──────── Extracted material
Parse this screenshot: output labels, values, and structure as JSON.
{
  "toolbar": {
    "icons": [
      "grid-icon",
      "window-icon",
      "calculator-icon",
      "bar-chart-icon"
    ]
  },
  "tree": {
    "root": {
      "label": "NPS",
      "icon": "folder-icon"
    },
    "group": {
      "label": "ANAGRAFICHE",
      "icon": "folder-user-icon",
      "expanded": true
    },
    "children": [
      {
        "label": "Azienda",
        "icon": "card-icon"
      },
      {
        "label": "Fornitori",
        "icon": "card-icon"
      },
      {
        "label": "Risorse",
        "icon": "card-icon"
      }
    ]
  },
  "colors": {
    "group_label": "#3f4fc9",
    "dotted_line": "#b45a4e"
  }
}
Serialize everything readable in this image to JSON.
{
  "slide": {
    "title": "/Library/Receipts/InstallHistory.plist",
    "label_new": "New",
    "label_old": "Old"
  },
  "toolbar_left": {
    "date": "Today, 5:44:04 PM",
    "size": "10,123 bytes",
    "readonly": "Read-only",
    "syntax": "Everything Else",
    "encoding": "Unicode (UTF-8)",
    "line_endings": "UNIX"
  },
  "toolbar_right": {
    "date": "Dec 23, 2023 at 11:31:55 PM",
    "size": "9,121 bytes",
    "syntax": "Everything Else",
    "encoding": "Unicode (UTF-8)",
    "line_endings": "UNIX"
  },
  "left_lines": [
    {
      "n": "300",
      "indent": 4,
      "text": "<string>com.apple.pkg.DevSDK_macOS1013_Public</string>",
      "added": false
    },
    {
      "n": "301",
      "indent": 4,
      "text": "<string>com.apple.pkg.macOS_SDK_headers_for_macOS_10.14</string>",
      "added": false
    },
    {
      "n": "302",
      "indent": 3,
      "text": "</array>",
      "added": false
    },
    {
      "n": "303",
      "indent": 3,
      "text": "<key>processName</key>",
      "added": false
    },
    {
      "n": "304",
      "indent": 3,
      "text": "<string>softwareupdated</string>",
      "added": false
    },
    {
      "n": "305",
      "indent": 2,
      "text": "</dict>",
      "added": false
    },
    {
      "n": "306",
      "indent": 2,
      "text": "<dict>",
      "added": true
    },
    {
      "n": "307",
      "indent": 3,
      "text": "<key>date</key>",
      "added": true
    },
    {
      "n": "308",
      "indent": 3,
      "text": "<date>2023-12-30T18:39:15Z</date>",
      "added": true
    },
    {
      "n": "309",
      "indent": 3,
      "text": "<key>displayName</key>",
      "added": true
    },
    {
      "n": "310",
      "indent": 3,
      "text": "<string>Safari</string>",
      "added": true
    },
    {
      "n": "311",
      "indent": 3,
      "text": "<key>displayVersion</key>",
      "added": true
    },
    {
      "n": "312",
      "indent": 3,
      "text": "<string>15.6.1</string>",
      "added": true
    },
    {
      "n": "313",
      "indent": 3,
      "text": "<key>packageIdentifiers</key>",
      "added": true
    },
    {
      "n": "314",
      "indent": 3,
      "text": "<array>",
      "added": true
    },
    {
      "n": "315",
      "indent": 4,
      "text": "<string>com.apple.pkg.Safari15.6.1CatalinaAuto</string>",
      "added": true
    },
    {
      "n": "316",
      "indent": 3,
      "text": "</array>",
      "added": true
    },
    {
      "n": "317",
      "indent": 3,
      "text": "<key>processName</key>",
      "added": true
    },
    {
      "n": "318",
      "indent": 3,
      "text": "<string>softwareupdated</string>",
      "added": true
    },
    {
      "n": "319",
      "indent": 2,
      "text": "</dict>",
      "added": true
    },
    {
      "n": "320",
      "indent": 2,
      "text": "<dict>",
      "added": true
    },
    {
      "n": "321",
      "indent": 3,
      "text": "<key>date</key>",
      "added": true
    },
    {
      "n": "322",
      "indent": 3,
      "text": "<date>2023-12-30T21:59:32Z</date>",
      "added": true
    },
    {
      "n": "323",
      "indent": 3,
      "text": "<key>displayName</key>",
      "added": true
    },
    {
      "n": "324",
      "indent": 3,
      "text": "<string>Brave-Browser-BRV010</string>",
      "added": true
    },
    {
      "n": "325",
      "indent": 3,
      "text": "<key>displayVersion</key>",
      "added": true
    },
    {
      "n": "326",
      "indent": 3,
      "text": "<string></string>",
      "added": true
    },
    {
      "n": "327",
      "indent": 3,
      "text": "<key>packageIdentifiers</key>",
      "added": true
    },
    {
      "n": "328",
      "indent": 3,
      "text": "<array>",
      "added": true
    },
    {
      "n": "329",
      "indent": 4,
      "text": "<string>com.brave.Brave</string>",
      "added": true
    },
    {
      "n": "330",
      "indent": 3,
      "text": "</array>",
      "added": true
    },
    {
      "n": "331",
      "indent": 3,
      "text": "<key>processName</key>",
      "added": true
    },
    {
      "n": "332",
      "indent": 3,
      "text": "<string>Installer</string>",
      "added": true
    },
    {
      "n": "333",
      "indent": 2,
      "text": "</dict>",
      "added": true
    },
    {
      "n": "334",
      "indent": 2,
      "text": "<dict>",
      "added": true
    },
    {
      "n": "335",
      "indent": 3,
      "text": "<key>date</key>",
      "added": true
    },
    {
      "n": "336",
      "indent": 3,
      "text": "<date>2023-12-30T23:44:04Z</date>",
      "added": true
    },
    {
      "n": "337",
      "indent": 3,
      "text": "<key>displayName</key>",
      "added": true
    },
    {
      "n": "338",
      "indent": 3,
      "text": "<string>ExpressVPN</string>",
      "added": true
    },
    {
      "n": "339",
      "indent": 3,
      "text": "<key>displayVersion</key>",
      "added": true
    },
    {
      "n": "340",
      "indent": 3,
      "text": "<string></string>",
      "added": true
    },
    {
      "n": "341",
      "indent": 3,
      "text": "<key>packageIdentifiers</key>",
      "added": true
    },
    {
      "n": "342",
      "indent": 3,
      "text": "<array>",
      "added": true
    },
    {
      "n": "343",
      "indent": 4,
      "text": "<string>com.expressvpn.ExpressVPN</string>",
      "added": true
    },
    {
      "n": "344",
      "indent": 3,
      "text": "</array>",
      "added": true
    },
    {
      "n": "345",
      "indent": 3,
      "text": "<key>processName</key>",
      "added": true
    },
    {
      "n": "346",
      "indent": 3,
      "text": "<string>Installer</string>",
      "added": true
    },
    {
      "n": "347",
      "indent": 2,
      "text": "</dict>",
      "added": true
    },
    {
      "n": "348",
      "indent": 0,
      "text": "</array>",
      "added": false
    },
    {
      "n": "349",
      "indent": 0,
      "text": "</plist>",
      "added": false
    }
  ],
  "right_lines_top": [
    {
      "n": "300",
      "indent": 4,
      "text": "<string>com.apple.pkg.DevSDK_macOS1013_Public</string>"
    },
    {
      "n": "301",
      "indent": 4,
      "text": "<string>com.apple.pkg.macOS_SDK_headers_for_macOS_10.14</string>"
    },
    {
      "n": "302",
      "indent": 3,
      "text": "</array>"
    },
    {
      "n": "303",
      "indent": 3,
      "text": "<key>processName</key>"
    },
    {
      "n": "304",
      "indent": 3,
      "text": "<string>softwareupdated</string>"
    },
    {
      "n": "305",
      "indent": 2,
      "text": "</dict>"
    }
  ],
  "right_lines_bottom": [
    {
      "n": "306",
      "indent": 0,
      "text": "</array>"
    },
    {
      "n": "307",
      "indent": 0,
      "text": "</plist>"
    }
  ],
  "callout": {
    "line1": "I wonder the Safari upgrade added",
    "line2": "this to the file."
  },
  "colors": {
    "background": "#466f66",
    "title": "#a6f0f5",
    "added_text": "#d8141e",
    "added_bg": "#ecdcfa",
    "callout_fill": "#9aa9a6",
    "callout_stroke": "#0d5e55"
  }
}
────────────────
→ Written task
Repeat all the entries exactly as given.

→ Solution to the problem
Parse this screenshot: output labels, values, and structure as JSON.
{
  "toolbar": {
    "icons": [
      "grid-icon",
      "window-icon",
      "calculator-icon",
      "bar-chart-icon"
    ]
  },
  "tree": {
    "root": {
      "label": "NPS",
      "icon": "folder-icon"
    },
    "group": {
      "label": "ANAGRAFICHE",
      "icon": "folder-user-icon",
      "expanded": true
    },
    "children": [
      {
        "label": "Azienda",
        "icon": "card-icon"
      },
      {
        "label": "Fornitori",
        "icon": "card-icon"
      },
      {
        "label": "Risorse",
        "icon": "card-icon"
      }
    ]
  },
  "colors": {
    "group_label": "#3f4fc9",
    "dotted_line": "#b45a4e"
  }
}
Serialize everything readable in this image to JSON.
{
  "slide": {
    "title": "/Library/Receipts/InstallHistory.plist",
    "label_new": "New",
    "label_old": "Old"
  },
  "toolbar_left": {
    "date": "Today, 5:44:04 PM",
    "size": "10,123 bytes",
    "readonly": "Read-only",
    "syntax": "Everything Else",
    "encoding": "Unicode (UTF-8)",
    "line_endings": "UNIX"
  },
  "toolbar_right": {
    "date": "Dec 23, 2023 at 11:31:55 PM",
    "size": "9,121 bytes",
    "syntax": "Everything Else",
    "encoding": "Unicode (UTF-8)",
    "line_endings": "UNIX"
  },
  "left_lines": [
    {
      "n": "300",
      "indent": 4,
      "text": "<string>com.apple.pkg.DevSDK_macOS1013_Public</string>",
      "added": false
    },
    {
      "n": "301",
      "indent": 4,
      "text": "<string>com.apple.pkg.macOS_SDK_headers_for_macOS_10.14</string>",
      "added": false
    },
    {
      "n": "302",
      "indent": 3,
      "text": "</array>",
      "added": false
    },
    {
      "n": "303",
      "indent": 3,
      "text": "<key>processName</key>",
      "added": false
    },
    {
      "n": "304",
      "indent": 3,
      "text": "<string>softwareupdated</string>",
      "added": false
    },
    {
      "n": "305",
      "indent": 2,
      "text": "</dict>",
      "added": false
    },
    {
      "n": "306",
      "indent": 2,
      "text": "<dict>",
      "added": true
    },
    {
      "n": "307",
      "indent": 3,
      "text": "<key>date</key>",
      "added": true
    },
    {
      "n": "308",
      "indent": 3,
      "text": "<date>2023-12-30T18:39:15Z</date>",
      "added": true
    },
    {
      "n": "309",
      "indent": 3,
      "text": "<key>displayName</key>",
      "added": true
    },
    {
      "n": "310",
      "indent": 3,
      "text": "<string>Safari</string>",
      "added": true
    },
    {
      "n": "311",
      "indent": 3,
      "text": "<key>displayVersion</key>",
      "added": true
    },
    {
      "n": "312",
      "indent": 3,
      "text": "<string>15.6.1</string>",
      "added": true
    },
    {
      "n": "313",
      "indent": 3,
      "text": "<key>packageIdentifiers</key>",
      "added": true
    },
    {
      "n": "314",
      "indent": 3,
      "text": "<array>",
      "added": true
    },
    {
      "n": "315",
      "indent": 4,
      "text": "<string>com.apple.pkg.Safari15.6.1CatalinaAuto</string>",
      "added": true
    },
    {
      "n": "316",
      "indent": 3,
      "text": "</array>",
      "added": true
    },
    {
      "n": "317",
      "indent": 3,
      "text": "<key>processName</key>",
      "added": true
    },
    {
      "n": "318",
      "indent": 3,
      "text": "<string>softwareupdated</string>",
      "added": true
    },
    {
      "n": "319",
      "indent": 2,
      "text": "</dict>",
      "added": true
    },
    {
      "n": "320",
      "indent": 2,
      "text": "<dict>",
      "added": true
    },
    {
      "n": "321",
      "indent": 3,
      "text": "<key>date</key>",
      "added": true
    },
    {
      "n": "322",
      "indent": 3,
      "text": "<date>2023-12-30T21:59:32Z</date>",
      "added": true
    },
    {
      "n": "323",
      "indent": 3,
      "text": "<key>displayName</key>",
      "added": true
    },
    {
      "n": "324",
      "indent": 3,
      "text": "<string>Brave-Browser-BRV010</string>",
      "added": true
    },
    {
      "n": "325",
      "indent": 3,
      "text": "<key>displayVersion</key>",
      "added": true
    },
    {
      "n": "326",
      "indent": 3,
      "text": "<string></string>",
      "added": true
    },
    {
      "n": "327",
      "indent": 3,
      "text": "<key>packageIdentifiers</key>",
      "added": true
    },
    {
      "n": "328",
      "indent": 3,
      "text": "<array>",
      "added": true
    },
    {
      "n": "329",
      "indent": 4,
      "text": "<string>com.brave.Brave</string>",
      "added": true
    },
    {
      "n": "330",
      "indent": 3,
      "text": "</array>",
      "added": true
    },
    {
      "n": "331",
      "indent": 3,
      "text": "<key>processName</key>",
      "added": true
    },
    {
      "n": "332",
      "indent": 3,
      "text": "<string>Installer</string>",
      "added": true
    },
    {
      "n": "333",
      "indent": 2,
      "text": "</dict>",
      "added": true
    },
    {
      "n": "334",
      "indent": 2,
      "text": "<dict>",
      "added": true
    },
    {
      "n": "335",
      "indent": 3,
      "text": "<key>date</key>",
      "added": true
    },
    {
      "n": "336",
      "indent": 3,
      "text": "<date>2023-12-30T23:44:04Z</date>",
      "added": true
    },
    {
      "n": "337",
      "indent": 3,
      "text": "<key>displayName</key>",
      "added": true
    },
    {
      "n": "338",
      "indent": 3,
      "text": "<string>ExpressVPN</string>",
      "added": true
    },
    {
      "n": "339",
      "indent": 3,
      "text": "<key>displayVersion</key>",
      "added": true
    },
    {
      "n": "340",
      "indent": 3,
      "text": "<string></string>",
      "added": true
    },
    {
      "n": "341",
      "indent": 3,
      "text": "<key>packageIdentifiers</key>",
      "added": true
    },
    {
      "n": "342",
      "indent": 3,
      "text": "<array>",
      "added": true
    },
    {
      "n": "343",
      "indent": 4,
      "text": "<string>com.expressvpn.ExpressVPN</string>",
      "added": true
    },
    {
      "n": "344",
      "indent": 3,
      "text": "</array>",
      "added": true
    },
    {
      "n": "345",
      "indent": 3,
      "text": "<key>processName</key>",
      "added": true
    },
    {
      "n": "346",
      "indent": 3,
      "text": "<string>Installer</string>",
      "added": true
    },
    {
      "n": "347",
      "indent": 2,
      "text": "</dict>",
      "added": true
    },
    {
      "n": "348",
      "indent": 0,
      "text": "</array>",
      "added": false
    },
    {
      "n": "349",
      "indent": 0,
      "text": "</plist>",
      "added": false
    }
  ],
  "right_lines_top": [
    {
      "n": "300",
      "indent": 4,
      "text": "<string>com.apple.pkg.DevSDK_macOS1013_Public</string>"
    },
    {
      "n": "301",
      "indent": 4,
      "text": "<string>com.apple.pkg.macOS_SDK_headers_for_macOS_10.14</string>"
    },
    {
      "n": "302",
      "indent": 3,
      "text": "</array>"
    },
    {
      "n": "303",
      "indent": 3,
      "text": "<key>processName</key>"
    },
    {
      "n": "304",
      "indent": 3,
      "text": "<string>softwareupdated</string>"
    },
    {
      "n": "305",
      "indent": 2,
      "text": "</dict>"
    }
  ],
  "right_lines_bottom": [
    {
      "n": "306",
      "indent": 0,
      "text": "</array>"
    },
    {
      "n": "307",
      "indent": 0,
      "text": "</plist>"
    }
  ],
  "callout": {
    "line1": "I wonder the Safari upgrade added",
    "line2": "this to the file."
  },
  "colors": {
    "background": "#466f66",
    "title": "#a6f0f5",
    "added_text": "#d8141e",
    "added_bg": "#ecdcfa",
    "callout_fill": "#9aa9a6",
    "callout_stroke": "#0d5e55"
  }
}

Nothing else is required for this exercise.